• Stated task
In the listing below, locate the lines that hold "ylabel" and copy them.
## BEGIN
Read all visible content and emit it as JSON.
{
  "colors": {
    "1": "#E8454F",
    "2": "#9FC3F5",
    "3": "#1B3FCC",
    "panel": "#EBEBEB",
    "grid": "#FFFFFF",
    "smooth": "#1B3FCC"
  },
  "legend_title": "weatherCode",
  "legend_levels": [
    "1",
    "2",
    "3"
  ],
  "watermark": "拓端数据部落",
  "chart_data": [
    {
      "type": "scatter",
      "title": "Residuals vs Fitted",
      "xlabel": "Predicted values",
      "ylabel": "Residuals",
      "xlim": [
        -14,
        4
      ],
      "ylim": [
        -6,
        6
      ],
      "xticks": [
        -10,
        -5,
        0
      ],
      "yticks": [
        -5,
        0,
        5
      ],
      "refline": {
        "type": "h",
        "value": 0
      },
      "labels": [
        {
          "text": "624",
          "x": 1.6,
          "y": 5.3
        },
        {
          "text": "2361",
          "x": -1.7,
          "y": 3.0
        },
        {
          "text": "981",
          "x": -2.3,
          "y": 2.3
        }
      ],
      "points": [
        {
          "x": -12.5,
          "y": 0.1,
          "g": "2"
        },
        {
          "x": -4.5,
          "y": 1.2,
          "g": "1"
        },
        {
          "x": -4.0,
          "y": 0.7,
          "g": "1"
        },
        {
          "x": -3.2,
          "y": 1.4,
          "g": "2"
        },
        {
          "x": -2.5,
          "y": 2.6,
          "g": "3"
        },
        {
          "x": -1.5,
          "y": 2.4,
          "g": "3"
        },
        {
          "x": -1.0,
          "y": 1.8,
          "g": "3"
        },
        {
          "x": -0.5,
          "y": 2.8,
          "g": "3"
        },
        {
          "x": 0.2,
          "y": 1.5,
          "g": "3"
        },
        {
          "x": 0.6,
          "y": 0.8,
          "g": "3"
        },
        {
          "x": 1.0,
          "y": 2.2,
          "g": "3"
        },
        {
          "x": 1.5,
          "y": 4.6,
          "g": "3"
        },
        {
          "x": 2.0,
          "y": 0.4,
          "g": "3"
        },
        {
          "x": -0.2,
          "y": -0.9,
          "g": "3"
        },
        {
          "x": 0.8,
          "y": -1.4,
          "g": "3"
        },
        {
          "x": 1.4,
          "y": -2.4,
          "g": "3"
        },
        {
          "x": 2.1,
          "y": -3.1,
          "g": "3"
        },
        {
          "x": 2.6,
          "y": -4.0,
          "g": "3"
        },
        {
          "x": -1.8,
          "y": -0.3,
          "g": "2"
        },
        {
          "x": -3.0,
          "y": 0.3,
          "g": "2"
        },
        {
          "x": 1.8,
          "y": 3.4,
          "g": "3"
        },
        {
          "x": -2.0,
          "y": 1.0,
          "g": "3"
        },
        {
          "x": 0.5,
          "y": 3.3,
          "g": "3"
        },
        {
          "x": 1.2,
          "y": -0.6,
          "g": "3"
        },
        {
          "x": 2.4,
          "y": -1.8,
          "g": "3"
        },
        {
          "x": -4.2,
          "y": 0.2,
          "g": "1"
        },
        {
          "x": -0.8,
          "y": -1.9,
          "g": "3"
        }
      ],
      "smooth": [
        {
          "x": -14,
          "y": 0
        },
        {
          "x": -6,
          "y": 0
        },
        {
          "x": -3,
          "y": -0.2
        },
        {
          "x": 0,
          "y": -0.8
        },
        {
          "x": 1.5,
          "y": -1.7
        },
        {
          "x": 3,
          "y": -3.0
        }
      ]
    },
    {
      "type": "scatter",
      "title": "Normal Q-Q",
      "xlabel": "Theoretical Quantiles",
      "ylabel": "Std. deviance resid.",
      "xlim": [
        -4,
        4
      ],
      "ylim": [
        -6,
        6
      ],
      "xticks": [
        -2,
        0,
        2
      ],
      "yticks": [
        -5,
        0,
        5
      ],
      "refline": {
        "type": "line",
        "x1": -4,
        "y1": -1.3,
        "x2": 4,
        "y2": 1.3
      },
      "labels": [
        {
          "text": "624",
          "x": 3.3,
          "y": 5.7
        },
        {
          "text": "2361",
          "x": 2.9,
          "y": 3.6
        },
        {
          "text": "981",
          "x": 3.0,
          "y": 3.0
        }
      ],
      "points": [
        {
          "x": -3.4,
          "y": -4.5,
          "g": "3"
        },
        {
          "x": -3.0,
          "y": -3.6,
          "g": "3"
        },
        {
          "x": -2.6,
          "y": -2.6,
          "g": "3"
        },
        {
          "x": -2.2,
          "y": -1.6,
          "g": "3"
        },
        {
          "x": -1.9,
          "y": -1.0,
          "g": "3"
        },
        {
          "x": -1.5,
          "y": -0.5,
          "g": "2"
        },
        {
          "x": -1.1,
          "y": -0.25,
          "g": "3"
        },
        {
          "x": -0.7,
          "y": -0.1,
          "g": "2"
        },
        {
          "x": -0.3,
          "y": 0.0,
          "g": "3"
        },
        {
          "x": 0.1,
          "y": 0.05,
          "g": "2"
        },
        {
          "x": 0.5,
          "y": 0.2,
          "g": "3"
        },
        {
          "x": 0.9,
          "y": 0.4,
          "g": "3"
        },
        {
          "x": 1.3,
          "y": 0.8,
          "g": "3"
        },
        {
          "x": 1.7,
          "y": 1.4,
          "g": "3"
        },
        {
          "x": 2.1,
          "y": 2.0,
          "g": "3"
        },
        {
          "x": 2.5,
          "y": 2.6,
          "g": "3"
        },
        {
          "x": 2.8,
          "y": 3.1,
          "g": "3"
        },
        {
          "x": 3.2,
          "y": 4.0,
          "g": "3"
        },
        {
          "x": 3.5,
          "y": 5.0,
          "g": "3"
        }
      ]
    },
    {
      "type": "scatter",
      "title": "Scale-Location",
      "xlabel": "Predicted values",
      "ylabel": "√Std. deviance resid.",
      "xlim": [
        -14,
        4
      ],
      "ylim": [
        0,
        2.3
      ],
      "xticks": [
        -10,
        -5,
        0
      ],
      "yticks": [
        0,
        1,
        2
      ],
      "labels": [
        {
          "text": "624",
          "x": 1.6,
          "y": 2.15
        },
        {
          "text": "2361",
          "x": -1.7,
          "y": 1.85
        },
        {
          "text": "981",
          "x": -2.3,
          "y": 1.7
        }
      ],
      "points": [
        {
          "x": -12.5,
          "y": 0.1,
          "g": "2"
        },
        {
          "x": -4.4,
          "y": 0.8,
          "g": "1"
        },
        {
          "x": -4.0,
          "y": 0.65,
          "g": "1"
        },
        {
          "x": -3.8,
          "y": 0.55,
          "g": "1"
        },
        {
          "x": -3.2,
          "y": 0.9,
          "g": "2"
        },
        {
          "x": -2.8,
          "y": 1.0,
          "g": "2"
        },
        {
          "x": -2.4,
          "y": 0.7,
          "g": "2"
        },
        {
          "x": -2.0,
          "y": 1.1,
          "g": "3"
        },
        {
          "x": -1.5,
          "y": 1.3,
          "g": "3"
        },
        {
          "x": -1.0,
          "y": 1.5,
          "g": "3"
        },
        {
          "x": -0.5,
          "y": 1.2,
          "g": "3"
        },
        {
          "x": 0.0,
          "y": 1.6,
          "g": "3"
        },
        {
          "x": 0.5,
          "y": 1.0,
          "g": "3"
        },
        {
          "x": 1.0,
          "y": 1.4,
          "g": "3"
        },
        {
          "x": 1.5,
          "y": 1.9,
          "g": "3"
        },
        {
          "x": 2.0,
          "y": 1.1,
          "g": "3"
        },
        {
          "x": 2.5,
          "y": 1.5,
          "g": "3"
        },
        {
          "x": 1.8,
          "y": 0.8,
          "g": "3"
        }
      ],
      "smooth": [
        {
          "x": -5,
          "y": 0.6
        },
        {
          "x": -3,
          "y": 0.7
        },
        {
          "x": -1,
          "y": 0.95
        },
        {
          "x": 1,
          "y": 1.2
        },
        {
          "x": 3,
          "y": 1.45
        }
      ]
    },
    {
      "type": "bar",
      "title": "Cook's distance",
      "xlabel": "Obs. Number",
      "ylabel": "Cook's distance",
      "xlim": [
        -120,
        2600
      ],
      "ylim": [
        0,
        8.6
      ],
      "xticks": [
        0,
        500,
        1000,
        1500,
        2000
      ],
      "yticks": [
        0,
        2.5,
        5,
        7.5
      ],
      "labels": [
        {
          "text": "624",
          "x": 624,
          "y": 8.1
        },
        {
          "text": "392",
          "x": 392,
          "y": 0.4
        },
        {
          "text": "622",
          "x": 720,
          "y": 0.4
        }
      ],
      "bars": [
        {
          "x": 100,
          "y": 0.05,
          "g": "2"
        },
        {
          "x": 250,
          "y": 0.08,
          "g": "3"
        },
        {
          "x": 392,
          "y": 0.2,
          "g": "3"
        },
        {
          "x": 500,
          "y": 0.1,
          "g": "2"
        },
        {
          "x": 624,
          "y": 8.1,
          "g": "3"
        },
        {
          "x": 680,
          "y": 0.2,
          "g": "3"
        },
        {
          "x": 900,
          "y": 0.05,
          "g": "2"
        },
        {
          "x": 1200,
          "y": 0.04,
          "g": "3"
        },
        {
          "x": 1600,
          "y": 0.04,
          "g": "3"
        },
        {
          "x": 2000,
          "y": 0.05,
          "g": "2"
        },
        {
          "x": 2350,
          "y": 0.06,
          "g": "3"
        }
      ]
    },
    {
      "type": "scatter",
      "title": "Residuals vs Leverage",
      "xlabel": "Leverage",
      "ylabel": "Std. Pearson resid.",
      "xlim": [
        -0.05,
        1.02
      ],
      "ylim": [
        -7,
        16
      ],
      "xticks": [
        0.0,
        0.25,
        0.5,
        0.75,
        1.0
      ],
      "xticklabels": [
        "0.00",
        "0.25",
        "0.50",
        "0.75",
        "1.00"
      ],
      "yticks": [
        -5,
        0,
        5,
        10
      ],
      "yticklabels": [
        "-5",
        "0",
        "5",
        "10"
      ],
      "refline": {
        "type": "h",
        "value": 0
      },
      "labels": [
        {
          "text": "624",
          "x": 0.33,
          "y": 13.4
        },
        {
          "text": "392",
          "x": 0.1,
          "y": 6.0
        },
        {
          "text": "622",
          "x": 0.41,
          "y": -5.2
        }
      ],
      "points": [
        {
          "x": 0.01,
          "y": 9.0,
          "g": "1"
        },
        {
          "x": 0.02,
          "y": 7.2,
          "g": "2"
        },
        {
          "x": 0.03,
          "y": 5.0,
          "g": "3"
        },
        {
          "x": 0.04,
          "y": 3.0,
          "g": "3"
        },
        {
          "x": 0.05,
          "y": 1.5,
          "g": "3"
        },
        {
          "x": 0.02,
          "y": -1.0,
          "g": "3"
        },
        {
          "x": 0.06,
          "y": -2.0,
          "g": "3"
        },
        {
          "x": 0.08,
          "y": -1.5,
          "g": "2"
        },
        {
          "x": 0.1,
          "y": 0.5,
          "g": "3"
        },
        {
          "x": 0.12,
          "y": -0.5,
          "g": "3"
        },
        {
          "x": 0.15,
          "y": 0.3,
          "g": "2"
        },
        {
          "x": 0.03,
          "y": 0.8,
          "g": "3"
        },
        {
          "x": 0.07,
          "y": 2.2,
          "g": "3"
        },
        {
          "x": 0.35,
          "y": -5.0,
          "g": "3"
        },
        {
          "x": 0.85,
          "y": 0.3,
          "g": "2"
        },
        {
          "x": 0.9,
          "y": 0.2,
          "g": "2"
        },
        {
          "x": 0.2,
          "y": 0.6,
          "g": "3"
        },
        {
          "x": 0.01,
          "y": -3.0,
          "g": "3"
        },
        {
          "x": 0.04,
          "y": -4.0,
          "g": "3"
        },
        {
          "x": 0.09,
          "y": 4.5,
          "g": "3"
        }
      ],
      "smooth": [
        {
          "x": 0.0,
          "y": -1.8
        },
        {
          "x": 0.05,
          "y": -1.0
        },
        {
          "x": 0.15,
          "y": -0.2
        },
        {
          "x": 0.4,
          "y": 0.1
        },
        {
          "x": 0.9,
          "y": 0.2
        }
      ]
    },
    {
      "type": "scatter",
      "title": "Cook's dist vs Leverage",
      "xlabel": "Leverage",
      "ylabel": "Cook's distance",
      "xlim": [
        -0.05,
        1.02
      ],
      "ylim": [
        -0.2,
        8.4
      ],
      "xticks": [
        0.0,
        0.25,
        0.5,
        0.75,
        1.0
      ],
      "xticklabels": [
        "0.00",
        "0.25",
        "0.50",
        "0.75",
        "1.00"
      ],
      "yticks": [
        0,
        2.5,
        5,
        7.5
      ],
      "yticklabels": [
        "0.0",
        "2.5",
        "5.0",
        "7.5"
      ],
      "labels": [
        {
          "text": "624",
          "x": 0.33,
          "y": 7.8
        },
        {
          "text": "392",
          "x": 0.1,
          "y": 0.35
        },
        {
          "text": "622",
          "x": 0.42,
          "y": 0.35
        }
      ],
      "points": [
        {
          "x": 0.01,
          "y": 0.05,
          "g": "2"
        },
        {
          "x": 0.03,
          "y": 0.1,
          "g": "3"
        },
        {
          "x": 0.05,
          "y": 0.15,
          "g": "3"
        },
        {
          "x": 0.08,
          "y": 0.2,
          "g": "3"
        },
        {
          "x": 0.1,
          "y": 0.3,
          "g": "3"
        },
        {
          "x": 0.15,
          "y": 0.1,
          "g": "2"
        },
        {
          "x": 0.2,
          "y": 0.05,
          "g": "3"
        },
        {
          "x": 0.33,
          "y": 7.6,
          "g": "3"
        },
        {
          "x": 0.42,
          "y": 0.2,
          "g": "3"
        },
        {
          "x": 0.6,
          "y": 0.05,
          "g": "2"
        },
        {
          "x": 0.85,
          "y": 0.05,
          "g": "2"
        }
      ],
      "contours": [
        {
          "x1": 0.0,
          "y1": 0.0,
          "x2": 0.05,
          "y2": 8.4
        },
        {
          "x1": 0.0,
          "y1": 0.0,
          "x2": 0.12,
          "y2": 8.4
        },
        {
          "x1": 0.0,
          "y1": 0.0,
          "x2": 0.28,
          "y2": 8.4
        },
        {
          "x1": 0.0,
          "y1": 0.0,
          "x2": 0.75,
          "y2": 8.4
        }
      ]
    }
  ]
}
## END
• Correct output
      "ylabel": "Residuals",
      "ylabel": "Std. deviance resid.",
      "ylabel": "√Std. deviance resid.",
      "ylabel": "Cook's distance",
      "ylabel": "Std. Pearson resid.",
      "ylabel": "Cook's distance",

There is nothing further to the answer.